━━━ Task material

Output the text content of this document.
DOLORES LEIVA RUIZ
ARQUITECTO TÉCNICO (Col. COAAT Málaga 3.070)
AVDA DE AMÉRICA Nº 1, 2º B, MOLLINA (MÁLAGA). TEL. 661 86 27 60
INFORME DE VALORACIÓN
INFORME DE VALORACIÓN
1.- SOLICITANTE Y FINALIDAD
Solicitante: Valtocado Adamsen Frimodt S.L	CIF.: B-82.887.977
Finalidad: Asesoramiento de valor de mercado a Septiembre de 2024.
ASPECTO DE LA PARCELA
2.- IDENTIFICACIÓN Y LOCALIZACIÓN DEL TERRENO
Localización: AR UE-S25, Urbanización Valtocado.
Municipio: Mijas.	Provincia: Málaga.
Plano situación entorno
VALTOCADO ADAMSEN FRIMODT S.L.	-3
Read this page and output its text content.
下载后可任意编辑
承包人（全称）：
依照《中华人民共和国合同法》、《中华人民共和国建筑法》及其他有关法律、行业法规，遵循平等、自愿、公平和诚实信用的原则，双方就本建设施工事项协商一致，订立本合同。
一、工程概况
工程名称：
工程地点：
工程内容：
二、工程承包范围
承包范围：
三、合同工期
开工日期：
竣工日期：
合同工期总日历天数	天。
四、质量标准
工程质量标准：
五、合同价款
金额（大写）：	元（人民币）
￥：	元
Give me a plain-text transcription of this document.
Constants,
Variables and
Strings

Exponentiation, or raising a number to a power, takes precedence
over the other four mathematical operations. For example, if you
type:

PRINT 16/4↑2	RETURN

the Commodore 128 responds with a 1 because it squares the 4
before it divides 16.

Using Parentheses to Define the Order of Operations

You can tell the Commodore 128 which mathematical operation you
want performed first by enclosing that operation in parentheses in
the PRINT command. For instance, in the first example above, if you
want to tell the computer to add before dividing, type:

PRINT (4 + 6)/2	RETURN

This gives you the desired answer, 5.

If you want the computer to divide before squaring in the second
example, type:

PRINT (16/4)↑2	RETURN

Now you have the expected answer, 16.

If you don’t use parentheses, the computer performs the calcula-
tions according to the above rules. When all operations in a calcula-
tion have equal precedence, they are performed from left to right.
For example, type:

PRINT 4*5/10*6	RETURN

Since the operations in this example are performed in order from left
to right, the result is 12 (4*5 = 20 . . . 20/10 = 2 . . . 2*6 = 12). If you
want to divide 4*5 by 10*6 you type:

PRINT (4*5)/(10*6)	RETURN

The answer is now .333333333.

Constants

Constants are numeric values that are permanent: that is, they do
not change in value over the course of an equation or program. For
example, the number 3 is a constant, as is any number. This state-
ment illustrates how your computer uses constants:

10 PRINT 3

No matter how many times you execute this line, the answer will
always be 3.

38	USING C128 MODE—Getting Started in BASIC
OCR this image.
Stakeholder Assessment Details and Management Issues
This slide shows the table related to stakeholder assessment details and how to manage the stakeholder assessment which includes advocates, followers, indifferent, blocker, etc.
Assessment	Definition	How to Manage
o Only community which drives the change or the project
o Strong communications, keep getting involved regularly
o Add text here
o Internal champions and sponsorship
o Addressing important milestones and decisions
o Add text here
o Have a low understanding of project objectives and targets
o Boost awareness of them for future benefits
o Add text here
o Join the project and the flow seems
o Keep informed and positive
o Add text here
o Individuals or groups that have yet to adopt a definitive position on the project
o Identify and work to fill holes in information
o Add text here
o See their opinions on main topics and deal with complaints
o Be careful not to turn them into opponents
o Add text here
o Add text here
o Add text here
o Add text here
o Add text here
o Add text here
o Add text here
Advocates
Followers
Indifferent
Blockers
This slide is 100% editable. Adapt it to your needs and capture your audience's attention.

━━━━━━

* _Directions for this task_: Reproduce, word for word, every line starting at the line that contains "OCR this image." and ending with the final line of the entries.

* _Reply_:
OCR this image.
Stakeholder Assessment Details and Management Issues
This slide shows the table related to stakeholder assessment details and how to manage the stakeholder assessment which includes advocates, followers, indifferent, blocker, etc.
Assessment	Definition	How to Manage
o Only community which drives the change or the project
o Strong communications, keep getting involved regularly
o Add text here
o Internal champions and sponsorship
o Addressing important milestones and decisions
o Add text here
o Have a low understanding of project objectives and targets
o Boost awareness of them for future benefits
o Add text here
o Join the project and the flow seems
o Keep informed and positive
o Add text here
o Individuals or groups that have yet to adopt a definitive position on the project
o Identify and work to fill holes in information
o Add text here
o See their opinions on main topics and deal with complaints
o Be careful not to turn them into opponents
o Add text here
o Add text here
o Add text here
o Add text here
o Add text here
o Add text here
o Add text here
Advocates
Followers
Indifferent
Blockers
This slide is 100% editable. Adapt it to your needs and capture your audience's attention.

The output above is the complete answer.